Excerpt =>

=====

SQS MEGA is a minimal and fault-tolerant framework for async processing, event-streaming and pattern-matching that uses Amazon Simple Queue Service (SQS). It also implements the β MEGA event protocol. It has the following goals:
- Simplicity
- Resiliency
- Horizontal scalability
- Interoperability
It is ideal for event-driven microservices or distributed systems that need to communicate using the Publish-Subscribe pattern or process background tasks. It leverages both the power and resiliency of Amazon SQS, packaged in a way that makes it simple to publish and subscribe to events or consume messages in the background using your platform of choice.
SQS MEGA implementations also have an idiomatic and expressive pattern-matching DSL that allows developers to subscribe to specific events and filter messages easily.
The framework can replace intricated setups or heavy tools that could be difficult to learn or configure correctly, such as Celery, ActiveMQ, Sidekiq, Resque, delayed_job, or even RabbitMQ and Apache Kafka. Amazon SQS standard queues scale automatically and offer at-least-once delivery assurances, combining the best of both worlds.
Shipping soon for:
- β Python
- Node.js
- Rust
- Ruby
- JVM
- Publish and consume data payloads and MEGA events over Amazon SQS or Amazon SNS.
- Subscribe to specific events and messages using an expressive pattern-matching DSL.
- Scale publisher and subscriber processes independently and at your heart's desire.
- SNS notifications delivered over SQS are decoded transparently.
- Data payloads can be automatically encoded and decoded using Binary JSON (BSON) to save network bandwidth.
- Messages that fail to be processed can be automatically retried.
Different software processes typically communicate over packet networks, such as the Internet. For this communication to happen reliably, many protocols exist, but usually, they empower TCP or HTTP. A process that initiates the conversation (the client) sends a packet or request to another process (the server). The client expects an acknowledgment ("ACK") or response to be sent back on time. Otherwise, a timeout might happen.
The Internet is an unreliable packet network that binds together many networks of several kinds. When two hosts try to communicate, packets may get lost or fail to be delivered. Timeouts are the only mechanism that can determine when this happens and are an essential feature of the Internet. TCP automatically resends packets that take too long to be acknowledged, but after some time it gives up. Clients using the HTTP protocol, which runs over TCP, also expect the server to send a response within a specific time frame. If this response is not received, an application error occurs.
Therefore, any software process that serves requests must respond to its clients promptly, to the risk of raising timeouts. Heavy processing that might take a long time to complete must not be executed as part of the request. Instead, intensive computing tasks should be scheduled to be processed later, without requiring clients to wait. When processing finishes, it may notify the client. We call this asynchronous communication or processing.

=====

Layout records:

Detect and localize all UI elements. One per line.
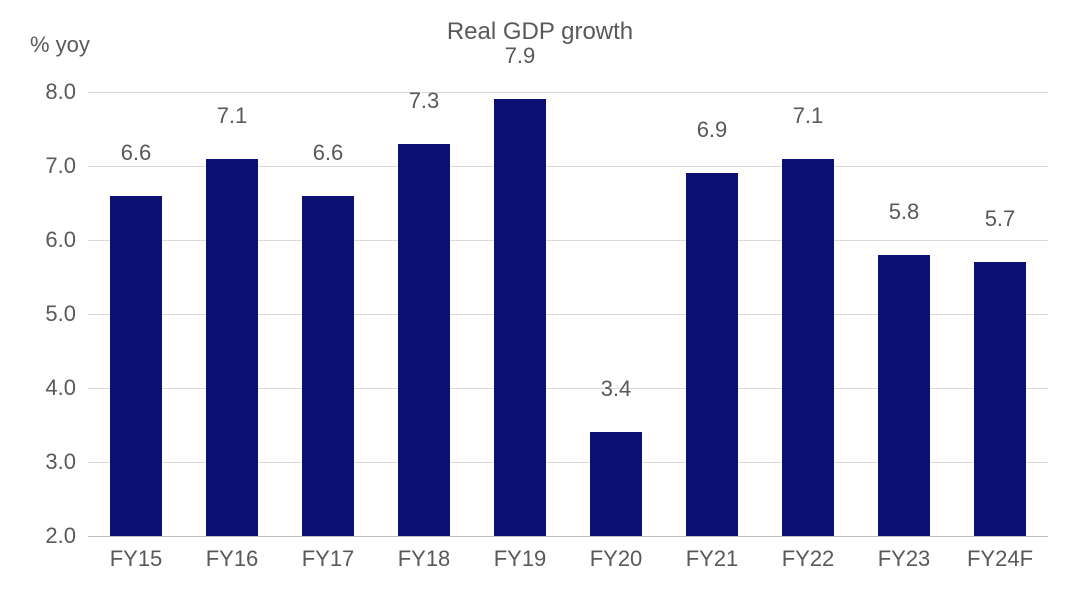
x-tick-label: FY21 bbox=[686, 546, 739, 572]
x-tick-label: FY22 bbox=[782, 546, 835, 572]
x-tick-label: FY20 bbox=[590, 546, 643, 572]
bar-value-label: 3.4 bbox=[601, 376, 632, 402]
bar-value-label: 5.8 bbox=[889, 199, 920, 225]
bar: 6.6 bbox=[302, 196, 355, 536]
bar: 5.8 bbox=[878, 255, 931, 536]
y-tick-label: 2.0 bbox=[45, 523, 76, 549]
y-tick-label: 5.0 bbox=[45, 301, 76, 327]
bar: 7.1 bbox=[206, 159, 259, 536]
bar-value-label: 7.1 bbox=[217, 103, 248, 129]
chart-title: Real GDP growth bbox=[0, 18, 1080, 46]
y-tick-label: 8.0 bbox=[45, 79, 76, 105]
bar-value-label: 7.9 bbox=[505, 43, 536, 69]
y-tick-label: 7.0 bbox=[45, 153, 76, 179]
x-tick-label: FY23 bbox=[878, 546, 931, 572]
x-tick-label: FY18 bbox=[398, 546, 451, 572]
x-tick-label: FY17 bbox=[302, 546, 355, 572]
bar-value-label: 6.6 bbox=[313, 140, 344, 166]
x-tick-label: FY16 bbox=[206, 546, 259, 572]
bar: 7.1 bbox=[782, 159, 835, 536]
y-axis-label: % yoy bbox=[30, 32, 90, 58]
x-tick-label: FY19 bbox=[494, 546, 547, 572]
bar: 3.4 bbox=[590, 432, 643, 536]
gridline bbox=[88, 536, 1048, 537]
y-tick-label: 3.0 bbox=[45, 449, 76, 475]
bar: 7.3 bbox=[398, 144, 451, 536]
bar-value-label: 6.9 bbox=[697, 117, 728, 143]
bar: 7.9 bbox=[494, 99, 547, 536]
x-tick-label: FY15 bbox=[110, 546, 163, 572]
y-tick-label: 6.0 bbox=[45, 227, 76, 253]
gridline bbox=[88, 92, 1048, 93]
bar-value-label: 6.6 bbox=[121, 140, 152, 166]
y-tick-label: 4.0 bbox=[45, 375, 76, 401]
x-tick-label: FY24F bbox=[967, 546, 1033, 572]
bar-value-label: 5.7 bbox=[985, 206, 1016, 232]
bar: 6.9 bbox=[686, 173, 739, 536]
bar: 6.6 bbox=[110, 196, 163, 536]
gdp-chart: Real GDP growth % yoy 2.03.04.05.06.07.0… bbox=[0, 0, 1080, 604]
bar: 5.7 bbox=[974, 262, 1027, 536]
bar-value-label: 7.1 bbox=[793, 103, 824, 129]
bar-value-label: 7.3 bbox=[409, 88, 440, 114]
plot-area: 2.03.04.05.06.07.08.06.6FY157.1FY166.6FY… bbox=[88, 92, 1048, 536]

=====

Exercise prompt =>
Set down the stretch of the SQS MEGA overview from "- Scale publisher" through "be automatically retried.". Work only from the SQS MEGA overview.

Written answer =>
- Scale publisher and subscriber processes independently and at your heart's desire.
- SNS notifications delivered over SQS are decoded transparently.
- Data payloads can be automatically encoded and decoded using Binary JSON (BSON) to save network bandwidth.
- Messages that fail to be processed can be automatically retried.